Your task is to transcribe the data in full.

:: Source data ::

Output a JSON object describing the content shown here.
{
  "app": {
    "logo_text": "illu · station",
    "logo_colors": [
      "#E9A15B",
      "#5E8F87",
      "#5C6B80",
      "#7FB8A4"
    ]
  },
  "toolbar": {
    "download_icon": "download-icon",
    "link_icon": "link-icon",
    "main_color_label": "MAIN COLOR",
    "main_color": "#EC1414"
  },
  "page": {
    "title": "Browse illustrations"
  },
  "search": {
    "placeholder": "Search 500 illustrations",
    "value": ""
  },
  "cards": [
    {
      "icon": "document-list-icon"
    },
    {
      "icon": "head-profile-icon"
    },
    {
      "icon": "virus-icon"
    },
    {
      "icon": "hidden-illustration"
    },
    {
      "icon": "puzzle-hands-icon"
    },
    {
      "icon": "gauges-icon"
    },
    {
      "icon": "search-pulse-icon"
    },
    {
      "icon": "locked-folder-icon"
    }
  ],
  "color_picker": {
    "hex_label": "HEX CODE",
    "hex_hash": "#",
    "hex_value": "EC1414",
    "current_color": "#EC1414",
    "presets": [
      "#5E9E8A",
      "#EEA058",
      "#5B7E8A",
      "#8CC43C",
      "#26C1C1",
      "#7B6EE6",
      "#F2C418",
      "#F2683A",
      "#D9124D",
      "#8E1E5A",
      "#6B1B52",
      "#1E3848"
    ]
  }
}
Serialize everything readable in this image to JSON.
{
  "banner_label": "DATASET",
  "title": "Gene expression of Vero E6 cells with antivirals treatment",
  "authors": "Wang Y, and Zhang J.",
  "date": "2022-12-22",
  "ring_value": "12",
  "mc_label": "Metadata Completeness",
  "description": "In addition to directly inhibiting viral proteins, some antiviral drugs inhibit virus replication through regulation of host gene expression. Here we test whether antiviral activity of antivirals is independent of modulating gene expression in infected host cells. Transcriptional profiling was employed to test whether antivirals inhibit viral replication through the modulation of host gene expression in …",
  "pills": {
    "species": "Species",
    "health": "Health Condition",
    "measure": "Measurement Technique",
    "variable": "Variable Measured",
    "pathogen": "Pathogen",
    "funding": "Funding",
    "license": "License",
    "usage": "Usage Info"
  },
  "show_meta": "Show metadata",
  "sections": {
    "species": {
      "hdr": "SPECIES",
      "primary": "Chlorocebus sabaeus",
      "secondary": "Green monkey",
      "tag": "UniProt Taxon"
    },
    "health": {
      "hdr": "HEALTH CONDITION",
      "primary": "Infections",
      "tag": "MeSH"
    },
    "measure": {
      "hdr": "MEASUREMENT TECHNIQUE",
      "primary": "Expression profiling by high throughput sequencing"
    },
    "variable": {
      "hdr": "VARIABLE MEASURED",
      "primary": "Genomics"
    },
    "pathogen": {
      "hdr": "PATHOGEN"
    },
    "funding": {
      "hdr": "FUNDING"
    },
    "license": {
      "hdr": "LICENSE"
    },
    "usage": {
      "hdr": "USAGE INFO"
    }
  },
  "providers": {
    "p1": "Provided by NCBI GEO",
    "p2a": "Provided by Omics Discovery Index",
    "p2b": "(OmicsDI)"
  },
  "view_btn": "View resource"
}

:::

Answer box:
Output a JSON object describing the content shown here.
{
  "app": {
    "logo_text": "illu · station",
    "logo_colors": [
      "#E9A15B",
      "#5E8F87",
      "#5C6B80",
      "#7FB8A4"
    ]
  },
  "toolbar": {
    "download_icon": "download-icon",
    "link_icon": "link-icon",
    "main_color_label": "MAIN COLOR",
    "main_color": "#EC1414"
  },
  "page": {
    "title": "Browse illustrations"
  },
  "search": {
    "placeholder": "Search 500 illustrations",
    "value": ""
  },
  "cards": [
    {
      "icon": "document-list-icon"
    },
    {
      "icon": "head-profile-icon"
    },
    {
      "icon": "virus-icon"
    },
    {
      "icon": "hidden-illustration"
    },
    {
      "icon": "puzzle-hands-icon"
    },
    {
      "icon": "gauges-icon"
    },
    {
      "icon": "search-pulse-icon"
    },
    {
      "icon": "locked-folder-icon"
    }
  ],
  "color_picker": {
    "hex_label": "HEX CODE",
    "hex_hash": "#",
    "hex_value": "EC1414",
    "current_color": "#EC1414",
    "presets": [
      "#5E9E8A",
      "#EEA058",
      "#5B7E8A",
      "#8CC43C",
      "#26C1C1",
      "#7B6EE6",
      "#F2C418",
      "#F2683A",
      "#D9124D",
      "#8E1E5A",
      "#6B1B52",
      "#1E3848"
    ]
  }
}
Serialize everything readable in this image to JSON.
{
  "banner_label": "DATASET",
  "title": "Gene expression of Vero E6 cells with antivirals treatment",
  "authors": "Wang Y, and Zhang J.",
  "date": "2022-12-22",
  "ring_value": "12",
  "mc_label": "Metadata Completeness",
  "description": "In addition to directly inhibiting viral proteins, some antiviral drugs inhibit virus replication through regulation of host gene expression. Here we test whether antiviral activity of antivirals is independent of modulating gene expression in infected host cells. Transcriptional profiling was employed to test whether antivirals inhibit viral replication through the modulation of host gene expression in …",
  "pills": {
    "species": "Species",
    "health": "Health Condition",
    "measure": "Measurement Technique",
    "variable": "Variable Measured",
    "pathogen": "Pathogen",
    "funding": "Funding",
    "license": "License",
    "usage": "Usage Info"
  },
  "show_meta": "Show metadata",
  "sections": {
    "species": {
      "hdr": "SPECIES",
      "primary": "Chlorocebus sabaeus",
      "secondary": "Green monkey",
      "tag": "UniProt Taxon"
    },
    "health": {
      "hdr": "HEALTH CONDITION",
      "primary": "Infections",
      "tag": "MeSH"
    },
    "measure": {
      "hdr": "MEASUREMENT TECHNIQUE",
      "primary": "Expression profiling by high throughput sequencing"
    },
    "variable": {
      "hdr": "VARIABLE MEASURED",
      "primary": "Genomics"
    },
    "pathogen": {
      "hdr": "PATHOGEN"
    },
    "funding": {
      "hdr": "FUNDING"
    },
    "license": {
      "hdr": "LICENSE"
    },
    "usage": {
      "hdr": "USAGE INFO"
    }
  },
  "providers": {
    "p1": "Provided by NCBI GEO",
    "p2a": "Provided by Omics Discovery Index",
    "p2b": "(OmicsDI)"
  },
  "view_btn": "View resource"
}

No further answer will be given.